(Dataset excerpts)
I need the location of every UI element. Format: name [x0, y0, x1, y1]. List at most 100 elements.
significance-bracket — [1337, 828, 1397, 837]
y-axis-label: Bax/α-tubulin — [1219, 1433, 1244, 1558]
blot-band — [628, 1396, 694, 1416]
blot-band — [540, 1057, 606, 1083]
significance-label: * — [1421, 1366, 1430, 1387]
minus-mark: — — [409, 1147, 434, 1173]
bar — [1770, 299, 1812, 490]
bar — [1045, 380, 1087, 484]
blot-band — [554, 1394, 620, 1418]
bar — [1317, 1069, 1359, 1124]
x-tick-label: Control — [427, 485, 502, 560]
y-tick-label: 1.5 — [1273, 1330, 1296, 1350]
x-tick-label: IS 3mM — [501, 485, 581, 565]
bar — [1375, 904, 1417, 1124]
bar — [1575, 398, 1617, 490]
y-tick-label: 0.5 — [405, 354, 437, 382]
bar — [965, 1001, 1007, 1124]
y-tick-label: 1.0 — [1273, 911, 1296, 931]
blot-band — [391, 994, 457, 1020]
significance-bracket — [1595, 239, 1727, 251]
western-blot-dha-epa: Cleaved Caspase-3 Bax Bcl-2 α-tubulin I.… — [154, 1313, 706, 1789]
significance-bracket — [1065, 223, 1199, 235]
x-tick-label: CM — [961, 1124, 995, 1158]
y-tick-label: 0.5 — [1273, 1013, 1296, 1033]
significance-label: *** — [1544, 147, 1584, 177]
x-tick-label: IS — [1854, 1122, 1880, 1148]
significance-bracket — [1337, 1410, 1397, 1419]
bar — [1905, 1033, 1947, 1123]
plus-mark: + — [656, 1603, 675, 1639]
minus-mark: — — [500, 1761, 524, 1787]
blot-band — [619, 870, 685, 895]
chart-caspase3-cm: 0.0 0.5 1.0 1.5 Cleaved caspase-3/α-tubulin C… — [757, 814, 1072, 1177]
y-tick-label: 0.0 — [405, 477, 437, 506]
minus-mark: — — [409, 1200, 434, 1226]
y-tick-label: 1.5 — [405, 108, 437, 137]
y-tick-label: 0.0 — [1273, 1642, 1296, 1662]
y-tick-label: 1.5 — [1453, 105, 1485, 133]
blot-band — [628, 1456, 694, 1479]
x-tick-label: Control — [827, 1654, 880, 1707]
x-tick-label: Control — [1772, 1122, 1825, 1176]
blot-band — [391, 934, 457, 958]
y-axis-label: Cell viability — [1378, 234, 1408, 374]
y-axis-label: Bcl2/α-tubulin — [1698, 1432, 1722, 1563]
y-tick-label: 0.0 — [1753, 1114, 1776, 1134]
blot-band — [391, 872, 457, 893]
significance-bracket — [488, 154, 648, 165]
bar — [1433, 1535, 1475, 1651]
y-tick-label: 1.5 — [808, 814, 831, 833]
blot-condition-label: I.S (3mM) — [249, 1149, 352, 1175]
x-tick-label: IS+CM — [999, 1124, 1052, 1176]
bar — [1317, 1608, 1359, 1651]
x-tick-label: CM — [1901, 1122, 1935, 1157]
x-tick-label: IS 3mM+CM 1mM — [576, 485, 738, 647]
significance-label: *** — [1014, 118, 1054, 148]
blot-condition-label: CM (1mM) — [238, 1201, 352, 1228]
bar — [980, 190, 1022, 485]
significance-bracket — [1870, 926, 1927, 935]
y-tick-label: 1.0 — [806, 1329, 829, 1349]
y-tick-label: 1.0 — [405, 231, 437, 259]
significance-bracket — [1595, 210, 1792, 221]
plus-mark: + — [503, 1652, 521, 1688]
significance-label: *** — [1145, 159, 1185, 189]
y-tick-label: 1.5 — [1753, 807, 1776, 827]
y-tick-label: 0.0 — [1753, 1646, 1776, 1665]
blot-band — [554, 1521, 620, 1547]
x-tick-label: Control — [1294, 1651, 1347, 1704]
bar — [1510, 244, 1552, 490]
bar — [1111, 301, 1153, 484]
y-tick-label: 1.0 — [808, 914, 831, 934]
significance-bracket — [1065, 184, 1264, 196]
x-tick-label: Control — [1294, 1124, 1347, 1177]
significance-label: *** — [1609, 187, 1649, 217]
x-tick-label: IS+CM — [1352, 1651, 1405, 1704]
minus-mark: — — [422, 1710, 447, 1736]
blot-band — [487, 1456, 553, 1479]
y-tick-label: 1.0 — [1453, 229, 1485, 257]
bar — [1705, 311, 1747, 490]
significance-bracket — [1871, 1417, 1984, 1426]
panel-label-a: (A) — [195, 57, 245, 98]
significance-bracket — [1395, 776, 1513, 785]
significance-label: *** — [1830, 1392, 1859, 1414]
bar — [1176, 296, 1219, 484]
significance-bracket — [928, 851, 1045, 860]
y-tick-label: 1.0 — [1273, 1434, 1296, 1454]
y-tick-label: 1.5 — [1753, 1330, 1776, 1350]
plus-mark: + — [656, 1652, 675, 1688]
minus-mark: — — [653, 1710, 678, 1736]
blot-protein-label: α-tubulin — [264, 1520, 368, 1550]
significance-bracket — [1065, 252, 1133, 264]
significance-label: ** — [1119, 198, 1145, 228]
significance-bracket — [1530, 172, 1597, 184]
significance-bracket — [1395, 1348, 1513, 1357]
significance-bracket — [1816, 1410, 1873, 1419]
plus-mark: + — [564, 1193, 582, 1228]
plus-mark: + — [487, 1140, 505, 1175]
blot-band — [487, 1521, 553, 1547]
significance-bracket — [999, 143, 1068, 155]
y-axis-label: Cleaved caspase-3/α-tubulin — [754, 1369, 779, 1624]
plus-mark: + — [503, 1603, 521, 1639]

◆ What needs to be done:
Please quote every record above exactly as it appears.

◆ Answer below:
I need the location of every UI element. Format: name [x0, y0, x1, y1]. List at most 100 elements.
significance-bracket — [1337, 828, 1397, 837]
y-axis-label: Bax/α-tubulin — [1219, 1433, 1244, 1558]
blot-band — [628, 1396, 694, 1416]
blot-band — [540, 1057, 606, 1083]
significance-label: * — [1421, 1366, 1430, 1387]
minus-mark: — — [409, 1147, 434, 1173]
bar — [1770, 299, 1812, 490]
bar — [1045, 380, 1087, 484]
blot-band — [554, 1394, 620, 1418]
bar — [1317, 1069, 1359, 1124]
x-tick-label: Control — [427, 485, 502, 560]
y-tick-label: 1.5 — [1273, 1330, 1296, 1350]
x-tick-label: IS 3mM — [501, 485, 581, 565]
bar — [1375, 904, 1417, 1124]
bar — [1575, 398, 1617, 490]
y-tick-label: 0.5 — [405, 354, 437, 382]
bar — [965, 1001, 1007, 1124]
y-tick-label: 1.0 — [1273, 911, 1296, 931]
blot-band — [391, 994, 457, 1020]
significance-bracket — [1595, 239, 1727, 251]
western-blot-dha-epa: Cleaved Caspase-3 Bax Bcl-2 α-tubulin I.… — [154, 1313, 706, 1789]
significance-bracket — [1065, 223, 1199, 235]
x-tick-label: CM — [961, 1124, 995, 1158]
y-tick-label: 0.5 — [1273, 1013, 1296, 1033]
significance-label: *** — [1544, 147, 1584, 177]
x-tick-label: IS — [1854, 1122, 1880, 1148]
significance-bracket — [1337, 1410, 1397, 1419]
bar — [1905, 1033, 1947, 1123]
plus-mark: + — [656, 1603, 675, 1639]
minus-mark: — — [500, 1761, 524, 1787]
blot-band — [619, 870, 685, 895]
chart-caspase3-cm: 0.0 0.5 1.0 1.5 Cleaved caspase-3/α-tubulin C… — [757, 814, 1072, 1177]
y-tick-label: 0.0 — [405, 477, 437, 506]
minus-mark: — — [409, 1200, 434, 1226]
y-tick-label: 1.5 — [405, 108, 437, 137]
y-tick-label: 0.0 — [1273, 1642, 1296, 1662]
y-tick-label: 1.5 — [1453, 105, 1485, 133]
blot-band — [628, 1456, 694, 1479]
x-tick-label: Control — [827, 1654, 880, 1707]
x-tick-label: Control — [1772, 1122, 1825, 1176]
blot-band — [391, 934, 457, 958]
y-axis-label: Cell viability — [1378, 234, 1408, 374]
y-axis-label: Bcl2/α-tubulin — [1698, 1432, 1722, 1563]
y-tick-label: 0.0 — [1753, 1114, 1776, 1134]
blot-band — [391, 872, 457, 893]
significance-bracket — [488, 154, 648, 165]
bar — [1433, 1535, 1475, 1651]
y-tick-label: 1.5 — [808, 814, 831, 833]
blot-condition-label: I.S (3mM) — [249, 1149, 352, 1175]
x-tick-label: IS+CM — [999, 1124, 1052, 1176]
bar — [1317, 1608, 1359, 1651]
x-tick-label: CM — [1901, 1122, 1935, 1157]
x-tick-label: IS 3mM+CM 1mM — [576, 485, 738, 647]
significance-label: *** — [1014, 118, 1054, 148]
blot-condition-label: CM (1mM) — [238, 1201, 352, 1228]
bar — [980, 190, 1022, 485]
significance-bracket — [1870, 926, 1927, 935]
y-tick-label: 1.0 — [806, 1329, 829, 1349]
y-tick-label: 1.0 — [405, 231, 437, 259]
significance-bracket — [1595, 210, 1792, 221]
plus-mark: + — [503, 1652, 521, 1688]
significance-label: *** — [1145, 159, 1185, 189]
y-tick-label: 1.5 — [1753, 807, 1776, 827]
y-tick-label: 0.0 — [1753, 1646, 1776, 1665]
blot-band — [554, 1521, 620, 1547]
x-tick-label: Control — [1294, 1651, 1347, 1704]
bar — [1510, 244, 1552, 490]
bar — [1111, 301, 1153, 484]
y-tick-label: 1.0 — [808, 914, 831, 934]
significance-bracket — [1065, 184, 1264, 196]
x-tick-label: Control — [1294, 1124, 1347, 1177]
significance-label: *** — [1609, 187, 1649, 217]
x-tick-label: IS+CM — [1352, 1651, 1405, 1704]
minus-mark: — — [422, 1710, 447, 1736]
blot-band — [487, 1456, 553, 1479]
y-tick-label: 1.0 — [1453, 229, 1485, 257]
bar — [1705, 311, 1747, 490]
significance-bracket — [1871, 1417, 1984, 1426]
panel-label-a: (A) — [195, 57, 245, 98]
significance-bracket — [1395, 776, 1513, 785]
significance-label: *** — [1830, 1392, 1859, 1414]
bar — [1176, 296, 1219, 484]
significance-bracket — [928, 851, 1045, 860]
y-tick-label: 1.0 — [1273, 1434, 1296, 1454]
y-tick-label: 1.5 — [1753, 1330, 1776, 1350]
plus-mark: + — [656, 1652, 675, 1688]
minus-mark: — — [653, 1710, 678, 1736]
blot-protein-label: α-tubulin — [264, 1520, 368, 1550]
significance-bracket — [1065, 252, 1133, 264]
significance-label: ** — [1119, 198, 1145, 228]
significance-bracket — [1530, 172, 1597, 184]
significance-bracket — [1395, 1348, 1513, 1357]
significance-bracket — [1816, 1410, 1873, 1419]
plus-mark: + — [564, 1193, 582, 1228]
plus-mark: + — [487, 1140, 505, 1175]
blot-band — [487, 1521, 553, 1547]
significance-bracket — [999, 143, 1068, 155]
y-axis-label: Cleaved caspase-3/α-tubulin — [754, 1369, 779, 1624]
plus-mark: + — [503, 1603, 521, 1639]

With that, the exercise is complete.